• Exercise goal
According to the patch email, why does the draft patch not build yet?

Hello.

Tetsuo Handa wrote:
> I think there is some point in applying the preparatory patches (commcpy() and
> %pT patches) now, for they fix time-to-call-strlen()-to-time-to-call-memcpy()
> problem by making sure that the comm string passed to strlen() etc. is also
> passed to memcpy() etc. by taking a snapshot of the comm string.
> 
> What the preparatory patches cannot fix is that the comm string is modified
> while taking a snapshot of the comm string. The RCU work will fix it.
> 
> Anyway, you want to see the RCU work before you merge commcpy() and %pT
> patches. OK. I'll start making the RCU work.

This is a draft patch which changes task_struct->comm to use RCU.

This patch currently does not build, for this patch can be applied only after
commcpy() and %pT patches are merged and all direct ->comm users are killed.

This patch sleeps when kmalloc() fails when changing task_struct->comm. But are
we allowed to sleep when changing task_struct->comm ? If yes, there is no need
to rename set_task_comm() to commset() in this patch. If no, I need to find a
different answer.

Regards.
----------
>From c1d907a109a5407c7eaf0e81741f99b4715ba55d Mon Sep 17 00:00:00 2001
From: Tetsuo Handa <[email protected]>
Date: Mon, 10 Feb 2014 19:25:51 +0900
Subject: [PATCH (draft)] Change task_struct->comm to use RCU.

This patch guarantees that the task_struct->comm is updated atomically.

Signed-off-by: Tetsuo Handa <[email protected]>
---
 fs/exec.c                 |   94 ++++++++++++++++++++++++++++++++++++++------
 fs/proc/base.c            |    2 +-
 include/linux/init_task.h |    4 +-
 include/linux/sched.h     |   35 ++++++++++++++---
 kernel/fork.c             |   11 +++++
 kernel/kthread.c          |    6 ++-
 kernel/sched/core.c       |    7 +++-
 kernel/sys.c              |    2 +-
 8 files changed, 135 insertions(+), 26 deletions(-)

diff --git a/include/linux/sched.h b/include/linux/sched.h
index 69c6089..d71fd63 100644
--- a/include/linux/sched.h
+++ b/include/linux/sched.h
@@ -263,6 +263,11 @@ extern char ___assert_task_state[1 - 2*!!(
 
 /* Task command name length */
 #define TASK_COMM_LEN 16
+struct rcu_comm {
+       char name[TASK_COMM_LEN];
+       struct rcu_head rcu;
+       bool is_static;
+};
 
 #include <linux/spinlock.h>
 
@@ -1317,10 +1322,11 @@ struct task_struct {
                                         * credentials (COW) */
        const struct cred __rcu *cred;  /* effective (overridable) subjective 
task
                                         * credentials (COW) */
-       char comm[TASK_COMM_LEN]; /* executable name excluding path
-                                    - access with [gs]et_task_comm (which lock
-                                      it with task_lock())

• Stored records
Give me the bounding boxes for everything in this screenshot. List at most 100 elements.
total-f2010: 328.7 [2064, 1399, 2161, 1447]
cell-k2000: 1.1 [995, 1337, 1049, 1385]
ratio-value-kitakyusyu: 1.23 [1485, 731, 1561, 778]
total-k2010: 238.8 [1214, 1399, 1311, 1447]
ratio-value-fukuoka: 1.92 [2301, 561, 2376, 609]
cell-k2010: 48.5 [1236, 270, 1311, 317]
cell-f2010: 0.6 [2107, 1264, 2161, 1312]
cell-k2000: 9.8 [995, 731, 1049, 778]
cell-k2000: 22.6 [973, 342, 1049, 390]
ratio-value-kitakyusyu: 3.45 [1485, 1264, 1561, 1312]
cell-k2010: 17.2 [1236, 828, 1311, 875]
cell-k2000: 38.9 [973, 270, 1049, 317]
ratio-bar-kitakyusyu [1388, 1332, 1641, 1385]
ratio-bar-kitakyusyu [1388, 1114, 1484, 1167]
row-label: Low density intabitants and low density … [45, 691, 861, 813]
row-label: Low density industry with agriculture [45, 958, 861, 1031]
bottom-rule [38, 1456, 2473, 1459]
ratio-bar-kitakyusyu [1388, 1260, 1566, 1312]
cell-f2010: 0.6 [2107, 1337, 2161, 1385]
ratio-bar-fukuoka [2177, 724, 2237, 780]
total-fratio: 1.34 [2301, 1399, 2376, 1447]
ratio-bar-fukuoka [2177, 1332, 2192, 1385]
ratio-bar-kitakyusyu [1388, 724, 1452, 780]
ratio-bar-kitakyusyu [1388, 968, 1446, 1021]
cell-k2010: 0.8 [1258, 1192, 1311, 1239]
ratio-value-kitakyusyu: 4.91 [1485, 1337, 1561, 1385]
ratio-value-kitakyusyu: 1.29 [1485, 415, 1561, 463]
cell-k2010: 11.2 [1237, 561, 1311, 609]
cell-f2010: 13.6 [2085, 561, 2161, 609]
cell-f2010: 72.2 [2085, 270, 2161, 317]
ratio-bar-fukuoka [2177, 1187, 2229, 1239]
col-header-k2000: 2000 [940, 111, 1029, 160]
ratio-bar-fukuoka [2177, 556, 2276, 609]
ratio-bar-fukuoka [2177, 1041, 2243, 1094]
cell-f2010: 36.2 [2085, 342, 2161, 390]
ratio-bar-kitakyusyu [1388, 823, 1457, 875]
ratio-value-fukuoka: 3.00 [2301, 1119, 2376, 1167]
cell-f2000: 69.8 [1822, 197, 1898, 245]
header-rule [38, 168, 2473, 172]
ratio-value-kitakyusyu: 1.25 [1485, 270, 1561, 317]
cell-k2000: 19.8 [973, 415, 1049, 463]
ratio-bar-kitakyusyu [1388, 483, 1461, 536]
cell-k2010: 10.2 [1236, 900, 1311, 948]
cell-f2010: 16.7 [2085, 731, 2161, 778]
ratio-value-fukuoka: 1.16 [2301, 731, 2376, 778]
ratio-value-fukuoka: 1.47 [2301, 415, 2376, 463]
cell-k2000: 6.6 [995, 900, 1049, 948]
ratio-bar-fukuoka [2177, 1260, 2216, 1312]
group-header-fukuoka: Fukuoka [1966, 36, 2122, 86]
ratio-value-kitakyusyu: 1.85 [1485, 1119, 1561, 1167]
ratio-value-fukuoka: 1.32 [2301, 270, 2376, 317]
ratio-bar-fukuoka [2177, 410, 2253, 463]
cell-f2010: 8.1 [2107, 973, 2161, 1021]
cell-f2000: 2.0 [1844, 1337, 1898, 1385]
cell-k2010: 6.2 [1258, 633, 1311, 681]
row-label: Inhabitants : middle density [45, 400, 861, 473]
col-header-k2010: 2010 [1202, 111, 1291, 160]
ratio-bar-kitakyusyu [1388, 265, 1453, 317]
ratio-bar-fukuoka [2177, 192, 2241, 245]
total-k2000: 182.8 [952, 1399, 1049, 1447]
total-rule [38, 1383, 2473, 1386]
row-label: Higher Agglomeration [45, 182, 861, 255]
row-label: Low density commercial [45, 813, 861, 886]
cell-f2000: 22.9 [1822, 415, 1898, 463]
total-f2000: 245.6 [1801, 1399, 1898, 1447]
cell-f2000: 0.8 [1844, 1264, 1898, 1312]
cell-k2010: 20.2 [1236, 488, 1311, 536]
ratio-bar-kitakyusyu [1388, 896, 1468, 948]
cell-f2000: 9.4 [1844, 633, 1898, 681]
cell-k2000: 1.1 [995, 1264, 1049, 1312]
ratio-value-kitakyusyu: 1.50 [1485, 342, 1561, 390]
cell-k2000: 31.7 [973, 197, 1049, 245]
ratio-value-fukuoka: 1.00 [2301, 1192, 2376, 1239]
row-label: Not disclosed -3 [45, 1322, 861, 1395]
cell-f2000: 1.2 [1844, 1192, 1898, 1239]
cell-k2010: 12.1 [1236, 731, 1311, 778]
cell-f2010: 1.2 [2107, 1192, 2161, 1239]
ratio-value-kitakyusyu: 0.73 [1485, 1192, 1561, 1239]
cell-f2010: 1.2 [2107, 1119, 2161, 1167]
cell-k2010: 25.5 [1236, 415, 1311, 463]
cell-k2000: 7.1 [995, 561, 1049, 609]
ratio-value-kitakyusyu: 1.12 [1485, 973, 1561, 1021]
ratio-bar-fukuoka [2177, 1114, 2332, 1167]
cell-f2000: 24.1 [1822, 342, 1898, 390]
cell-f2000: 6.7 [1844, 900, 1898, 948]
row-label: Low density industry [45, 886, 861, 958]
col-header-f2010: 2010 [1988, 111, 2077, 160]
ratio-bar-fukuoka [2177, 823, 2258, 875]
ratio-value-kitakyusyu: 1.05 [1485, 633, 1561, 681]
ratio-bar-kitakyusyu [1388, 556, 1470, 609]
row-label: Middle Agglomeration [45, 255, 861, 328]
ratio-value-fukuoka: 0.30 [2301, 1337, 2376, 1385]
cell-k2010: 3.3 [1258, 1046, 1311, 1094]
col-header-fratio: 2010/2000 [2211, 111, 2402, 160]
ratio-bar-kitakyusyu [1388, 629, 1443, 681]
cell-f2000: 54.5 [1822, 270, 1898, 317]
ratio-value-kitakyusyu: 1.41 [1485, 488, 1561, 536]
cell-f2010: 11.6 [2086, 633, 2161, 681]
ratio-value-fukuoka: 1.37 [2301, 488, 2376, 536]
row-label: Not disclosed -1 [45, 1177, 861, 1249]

• Task response
It can be applied only after the commcpy() and %pT patches are merged and all direct ->comm users are killed.